_Challenge_
Exactly reproduce each line of the listing that follows.

_Data for processing_
· · · · ·
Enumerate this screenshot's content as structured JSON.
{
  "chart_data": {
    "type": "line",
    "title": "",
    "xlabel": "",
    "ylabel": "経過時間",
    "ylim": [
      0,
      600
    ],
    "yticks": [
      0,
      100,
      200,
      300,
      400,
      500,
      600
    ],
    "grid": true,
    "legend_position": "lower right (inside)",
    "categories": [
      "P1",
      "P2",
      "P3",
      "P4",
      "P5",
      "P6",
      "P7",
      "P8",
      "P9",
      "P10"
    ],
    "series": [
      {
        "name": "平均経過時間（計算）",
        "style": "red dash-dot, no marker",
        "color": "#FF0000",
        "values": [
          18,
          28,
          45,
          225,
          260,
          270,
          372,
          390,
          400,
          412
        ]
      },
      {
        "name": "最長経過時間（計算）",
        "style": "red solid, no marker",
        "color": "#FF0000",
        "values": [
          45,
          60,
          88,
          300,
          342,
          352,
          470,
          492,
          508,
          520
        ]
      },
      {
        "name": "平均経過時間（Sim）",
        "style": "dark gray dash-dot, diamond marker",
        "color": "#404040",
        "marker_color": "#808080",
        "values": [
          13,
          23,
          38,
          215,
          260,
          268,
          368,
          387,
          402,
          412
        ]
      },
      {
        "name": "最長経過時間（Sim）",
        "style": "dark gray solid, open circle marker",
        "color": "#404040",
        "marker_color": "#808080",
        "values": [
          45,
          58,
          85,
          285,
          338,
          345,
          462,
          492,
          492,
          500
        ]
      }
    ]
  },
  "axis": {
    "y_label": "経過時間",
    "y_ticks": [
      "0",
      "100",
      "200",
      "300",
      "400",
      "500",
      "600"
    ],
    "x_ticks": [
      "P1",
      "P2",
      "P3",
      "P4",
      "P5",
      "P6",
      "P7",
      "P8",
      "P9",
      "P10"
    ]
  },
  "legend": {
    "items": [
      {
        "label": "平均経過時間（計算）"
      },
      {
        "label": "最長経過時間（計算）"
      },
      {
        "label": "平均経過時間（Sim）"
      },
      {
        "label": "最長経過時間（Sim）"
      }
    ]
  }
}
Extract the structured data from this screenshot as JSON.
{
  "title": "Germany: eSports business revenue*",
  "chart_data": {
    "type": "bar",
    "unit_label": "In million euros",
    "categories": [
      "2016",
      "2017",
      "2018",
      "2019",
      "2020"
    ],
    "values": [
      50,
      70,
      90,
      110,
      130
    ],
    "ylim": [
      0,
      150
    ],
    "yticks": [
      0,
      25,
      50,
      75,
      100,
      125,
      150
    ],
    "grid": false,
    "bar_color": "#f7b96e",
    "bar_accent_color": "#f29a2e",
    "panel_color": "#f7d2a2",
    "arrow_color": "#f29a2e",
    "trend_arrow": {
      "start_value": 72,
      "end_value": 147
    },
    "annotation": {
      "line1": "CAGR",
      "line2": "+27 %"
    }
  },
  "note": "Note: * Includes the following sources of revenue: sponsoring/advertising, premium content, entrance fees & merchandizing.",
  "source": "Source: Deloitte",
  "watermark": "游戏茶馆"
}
· · · · ·
_Exercise solution_
Enumerate this screenshot's content as structured JSON.
{
  "chart_data": {
    "type": "line",
    "title": "",
    "xlabel": "",
    "ylabel": "経過時間",
    "ylim": [
      0,
      600
    ],
    "yticks": [
      0,
      100,
      200,
      300,
      400,
      500,
      600
    ],
    "grid": true,
    "legend_position": "lower right (inside)",
    "categories": [
      "P1",
      "P2",
      "P3",
      "P4",
      "P5",
      "P6",
      "P7",
      "P8",
      "P9",
      "P10"
    ],
    "series": [
      {
        "name": "平均経過時間（計算）",
        "style": "red dash-dot, no marker",
        "color": "#FF0000",
        "values": [
          18,
          28,
          45,
          225,
          260,
          270,
          372,
          390,
          400,
          412
        ]
      },
      {
        "name": "最長経過時間（計算）",
        "style": "red solid, no marker",
        "color": "#FF0000",
        "values": [
          45,
          60,
          88,
          300,
          342,
          352,
          470,
          492,
          508,
          520
        ]
      },
      {
        "name": "平均経過時間（Sim）",
        "style": "dark gray dash-dot, diamond marker",
        "color": "#404040",
        "marker_color": "#808080",
        "values": [
          13,
          23,
          38,
          215,
          260,
          268,
          368,
          387,
          402,
          412
        ]
      },
      {
        "name": "最長経過時間（Sim）",
        "style": "dark gray solid, open circle marker",
        "color": "#404040",
        "marker_color": "#808080",
        "values": [
          45,
          58,
          85,
          285,
          338,
          345,
          462,
          492,
          492,
          500
        ]
      }
    ]
  },
  "axis": {
    "y_label": "経過時間",
    "y_ticks": [
      "0",
      "100",
      "200",
      "300",
      "400",
      "500",
      "600"
    ],
    "x_ticks": [
      "P1",
      "P2",
      "P3",
      "P4",
      "P5",
      "P6",
      "P7",
      "P8",
      "P9",
      "P10"
    ]
  },
  "legend": {
    "items": [
      {
        "label": "平均経過時間（計算）"
      },
      {
        "label": "最長経過時間（計算）"
      },
      {
        "label": "平均経過時間（Sim）"
      },
      {
        "label": "最長経過時間（Sim）"
      }
    ]
  }
}
Extract the structured data from this screenshot as JSON.
{
  "title": "Germany: eSports business revenue*",
  "chart_data": {
    "type": "bar",
    "unit_label": "In million euros",
    "categories": [
      "2016",
      "2017",
      "2018",
      "2019",
      "2020"
    ],
    "values": [
      50,
      70,
      90,
      110,
      130
    ],
    "ylim": [
      0,
      150
    ],
    "yticks": [
      0,
      25,
      50,
      75,
      100,
      125,
      150
    ],
    "grid": false,
    "bar_color": "#f7b96e",
    "bar_accent_color": "#f29a2e",
    "panel_color": "#f7d2a2",
    "arrow_color": "#f29a2e",
    "trend_arrow": {
      "start_value": 72,
      "end_value": 147
    },
    "annotation": {
      "line1": "CAGR",
      "line2": "+27 %"
    }
  },
  "note": "Note: * Includes the following sources of revenue: sponsoring/advertising, premium content, entrance fees & merchandizing.",
  "source": "Source: Deloitte",
  "watermark": "游戏茶馆"
}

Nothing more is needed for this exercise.